## Source material
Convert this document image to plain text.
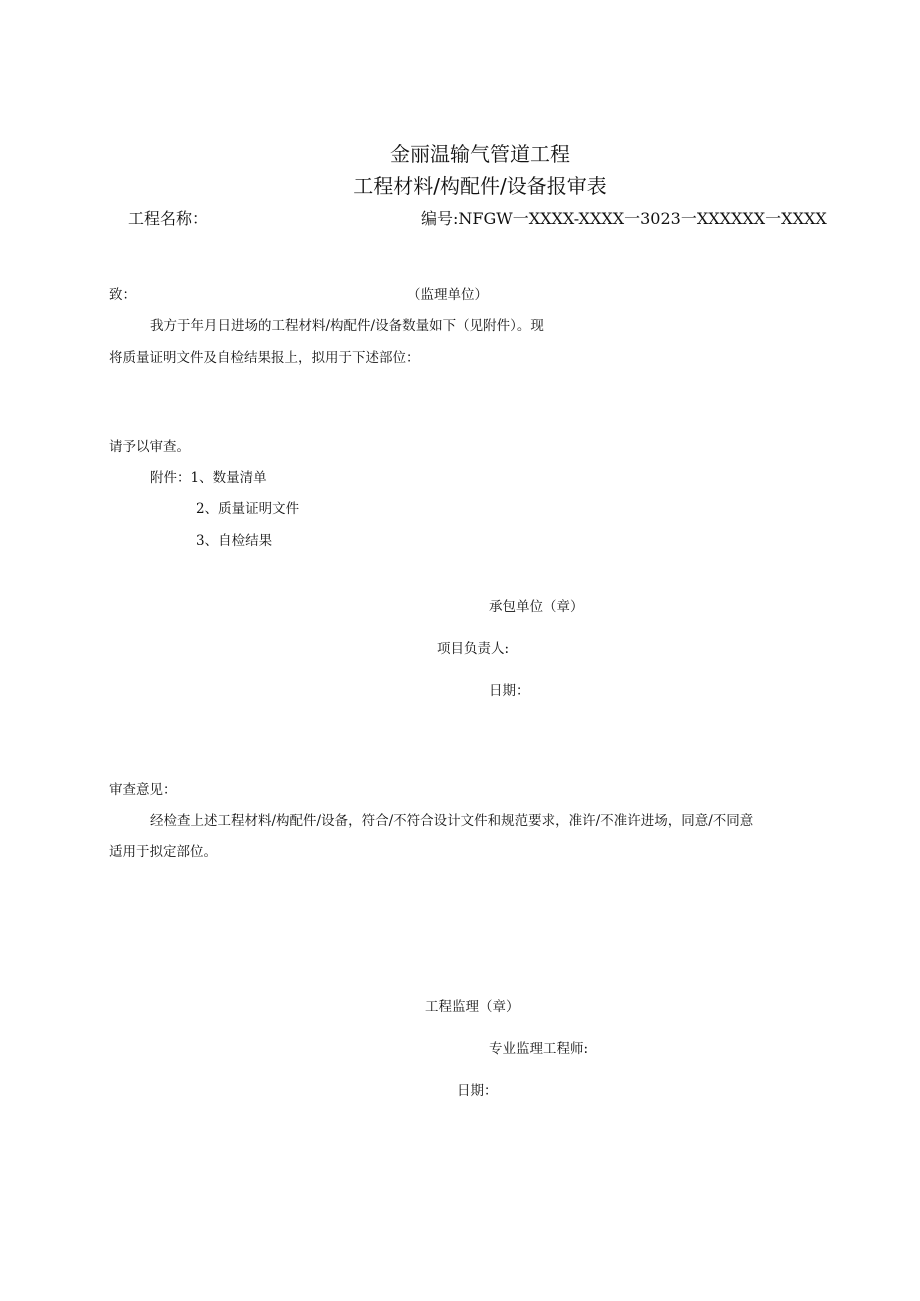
金丽温输气管道工程
工程材料/构配件/设备报审表
工程名称：	编号:NFGW一XXXX-XXXX一3023一XXXXXX一XXXX
致：	（监理单位）
我方于年月日进场的工程材料/构配件/设备数量如下（见附件）。现
将质量证明文件及自检结果报上，拟用于下述部位：
请予以审查。
附件：1、数量清单
2、质量证明文件
3、自检结果
承包单位（章）
项目负责人:
日期：
审查意见：
经检查上述工程材料/构配件/设备，符合/不符合设计文件和规范要求，准许/不准许进场，同意/不同意
适用于拟定部位。
工程监理（章）
专业监理工程师:
日期：
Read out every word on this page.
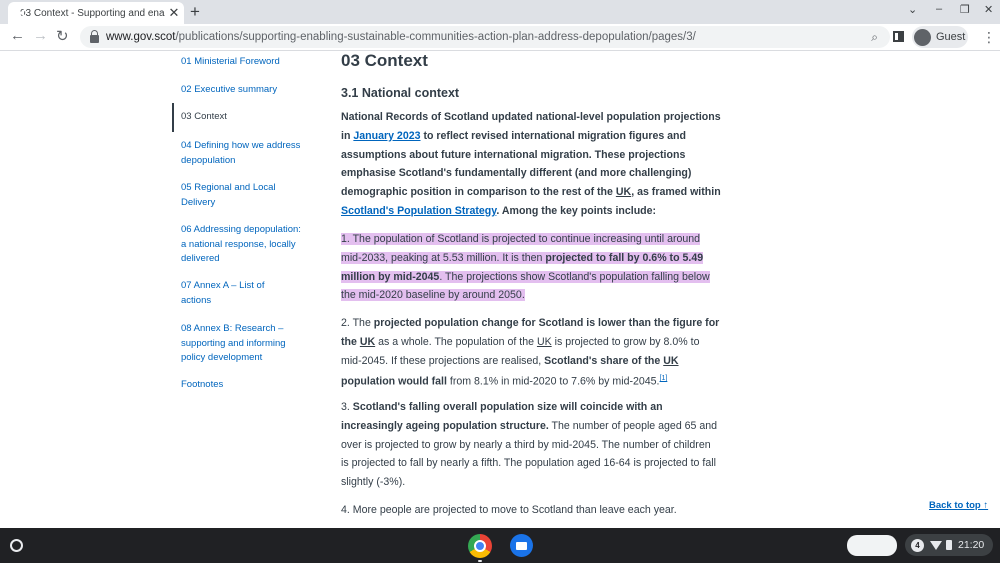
03 Context - Supporting and ena ✕ +	⌄ – ❐ ✕
← → ↻	www.gov.scot /publications/supporting-enabling-sustainable-communities-action-plan-address-depopulation/pages/3/	⌕	Guest ⋮
01 Ministerial Foreword
02 Executive summary
03 Context
04 Defining how we address depopulation
05 Regional and Local Delivery
06 Addressing depopulation: a national response, locally delivered
07 Annex A – List of actions
08 Annex B: Research – supporting and informing policy development
Footnotes
03 Context
3.1 National context

National Records of Scotland updated national-level population projections in January 2023 to reflect revised international migration figures and assumptions about future international migration. These projections emphasise Scotland's fundamentally different (and more challenging) demographic position in comparison to the rest of the UK, as framed within Scotland's Population Strategy. Among the key points include:

1. The population of Scotland is projected to continue increasing until around mid-2033, peaking at 5.53 million. It is then projected to fall by 0.6% to 5.49 million by mid-2045. The projections show Scotland's population falling below the mid-2020 baseline by around 2050.

2. The projected population change for Scotland is lower than the figure for the UK as a whole. The population of the UK is projected to grow by 8.0% to mid-2045. If these projections are realised, Scotland's share of the UK population would fall from 8.1% in mid-2020 to 7.6% by mid-2045.[1]

3. Scotland's falling overall population size will coincide with an increasingly ageing population structure. The number of people aged 65 and over is projected to grow by nearly a third by mid-2045. The number of children is projected to fall by nearly a fifth. The population aged 16-64 is projected to fall slightly (-3%).

4. More people are projected to move to Scotland than leave each year.	Back to top ↑
4	21:20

## Your task
Repeat the listing in full and exactly. Leave any pictures out.

## Full answer
Convert this document image to plain text.
金丽温输气管道工程
工程材料/构配件/设备报审表
工程名称：	编号:NFGW一XXXX-XXXX一3023一XXXXXX一XXXX
致：	（监理单位）
我方于年月日进场的工程材料/构配件/设备数量如下（见附件）。现
将质量证明文件及自检结果报上，拟用于下述部位：
请予以审查。
附件：1、数量清单
2、质量证明文件
3、自检结果
承包单位（章）
项目负责人:
日期：
审查意见：
经检查上述工程材料/构配件/设备，符合/不符合设计文件和规范要求，准许/不准许进场，同意/不同意
适用于拟定部位。
工程监理（章）
专业监理工程师:
日期：
Read out every word on this page.
03 Context - Supporting and ena ✕ +	⌄ – ❐ ✕
← → ↻	www.gov.scot /publications/supporting-enabling-sustainable-communities-action-plan-address-depopulation/pages/3/	⌕	Guest ⋮
01 Ministerial Foreword
02 Executive summary
03 Context
04 Defining how we address depopulation
05 Regional and Local Delivery
06 Addressing depopulation: a national response, locally delivered
07 Annex A – List of actions
08 Annex B: Research – supporting and informing policy development
Footnotes
03 Context
3.1 National context

National Records of Scotland updated national-level population projections in January 2023 to reflect revised international migration figures and assumptions about future international migration. These projections emphasise Scotland's fundamentally different (and more challenging) demographic position in comparison to the rest of the UK, as framed within Scotland's Population Strategy. Among the key points include:

1. The population of Scotland is projected to continue increasing until around mid-2033, peaking at 5.53 million. It is then projected to fall by 0.6% to 5.49 million by mid-2045. The projections show Scotland's population falling below the mid-2020 baseline by around 2050.

2. The projected population change for Scotland is lower than the figure for the UK as a whole. The population of the UK is projected to grow by 8.0% to mid-2045. If these projections are realised, Scotland's share of the UK population would fall from 8.1% in mid-2020 to 7.6% by mid-2045.[1]

3. Scotland's falling overall population size will coincide with an increasingly ageing population structure. The number of people aged 65 and over is projected to grow by nearly a third by mid-2045. The number of children is projected to fall by nearly a fifth. The population aged 16-64 is projected to fall slightly (-3%).

4. More people are projected to move to Scotland than leave each year.	Back to top ↑
4	21:20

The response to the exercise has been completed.